Records supplied
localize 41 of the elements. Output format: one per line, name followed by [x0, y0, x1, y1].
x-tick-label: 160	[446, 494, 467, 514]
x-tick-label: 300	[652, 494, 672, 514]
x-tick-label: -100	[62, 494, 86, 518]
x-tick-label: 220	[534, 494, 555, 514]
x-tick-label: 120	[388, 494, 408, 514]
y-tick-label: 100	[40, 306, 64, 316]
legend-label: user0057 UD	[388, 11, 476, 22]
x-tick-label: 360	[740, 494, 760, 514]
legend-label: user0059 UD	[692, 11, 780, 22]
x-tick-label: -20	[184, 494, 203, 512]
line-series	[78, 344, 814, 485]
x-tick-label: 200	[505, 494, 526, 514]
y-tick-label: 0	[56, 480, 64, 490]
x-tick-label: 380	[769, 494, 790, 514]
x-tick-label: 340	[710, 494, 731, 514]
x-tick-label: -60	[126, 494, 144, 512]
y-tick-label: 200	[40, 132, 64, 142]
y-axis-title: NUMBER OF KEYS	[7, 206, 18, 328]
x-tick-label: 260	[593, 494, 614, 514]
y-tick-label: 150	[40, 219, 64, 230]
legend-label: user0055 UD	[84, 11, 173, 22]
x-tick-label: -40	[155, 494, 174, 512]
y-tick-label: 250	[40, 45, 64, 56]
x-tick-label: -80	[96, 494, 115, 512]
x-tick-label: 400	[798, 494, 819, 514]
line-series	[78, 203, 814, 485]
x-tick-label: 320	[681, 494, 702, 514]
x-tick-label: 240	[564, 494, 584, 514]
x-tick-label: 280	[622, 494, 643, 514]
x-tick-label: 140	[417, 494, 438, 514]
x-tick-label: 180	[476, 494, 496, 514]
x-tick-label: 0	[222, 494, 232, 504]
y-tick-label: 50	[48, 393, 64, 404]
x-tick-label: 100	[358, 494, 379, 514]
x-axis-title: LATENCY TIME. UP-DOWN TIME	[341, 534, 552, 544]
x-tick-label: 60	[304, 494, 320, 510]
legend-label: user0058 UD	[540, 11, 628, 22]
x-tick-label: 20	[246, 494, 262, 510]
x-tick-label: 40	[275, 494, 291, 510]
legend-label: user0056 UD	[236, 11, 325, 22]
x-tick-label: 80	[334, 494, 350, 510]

Required task
Set down every line of the records above again, word for word, with no changes.

Exercise result
localize 41 of the elements. Output format: one per line, name followed by [x0, y0, x1, y1].
x-tick-label: 160	[446, 494, 467, 514]
x-tick-label: 300	[652, 494, 672, 514]
x-tick-label: -100	[62, 494, 86, 518]
x-tick-label: 220	[534, 494, 555, 514]
x-tick-label: 120	[388, 494, 408, 514]
y-tick-label: 100	[40, 306, 64, 316]
legend-label: user0057 UD	[388, 11, 476, 22]
x-tick-label: 360	[740, 494, 760, 514]
legend-label: user0059 UD	[692, 11, 780, 22]
x-tick-label: -20	[184, 494, 203, 512]
line-series	[78, 344, 814, 485]
x-tick-label: 200	[505, 494, 526, 514]
y-tick-label: 0	[56, 480, 64, 490]
x-tick-label: 380	[769, 494, 790, 514]
x-tick-label: 340	[710, 494, 731, 514]
x-tick-label: -60	[126, 494, 144, 512]
y-tick-label: 200	[40, 132, 64, 142]
y-axis-title: NUMBER OF KEYS	[7, 206, 18, 328]
x-tick-label: 260	[593, 494, 614, 514]
y-tick-label: 150	[40, 219, 64, 230]
legend-label: user0055 UD	[84, 11, 173, 22]
x-tick-label: -40	[155, 494, 174, 512]
y-tick-label: 250	[40, 45, 64, 56]
x-tick-label: -80	[96, 494, 115, 512]
x-tick-label: 400	[798, 494, 819, 514]
line-series	[78, 203, 814, 485]
x-tick-label: 320	[681, 494, 702, 514]
x-tick-label: 240	[564, 494, 584, 514]
x-tick-label: 280	[622, 494, 643, 514]
x-tick-label: 140	[417, 494, 438, 514]
x-tick-label: 180	[476, 494, 496, 514]
x-tick-label: 0	[222, 494, 232, 504]
y-tick-label: 50	[48, 393, 64, 404]
x-tick-label: 100	[358, 494, 379, 514]
x-axis-title: LATENCY TIME. UP-DOWN TIME	[341, 534, 552, 544]
x-tick-label: 60	[304, 494, 320, 510]
legend-label: user0058 UD	[540, 11, 628, 22]
x-tick-label: 20	[246, 494, 262, 510]
x-tick-label: 40	[275, 494, 291, 510]
legend-label: user0056 UD	[236, 11, 325, 22]
x-tick-label: 80	[334, 494, 350, 510]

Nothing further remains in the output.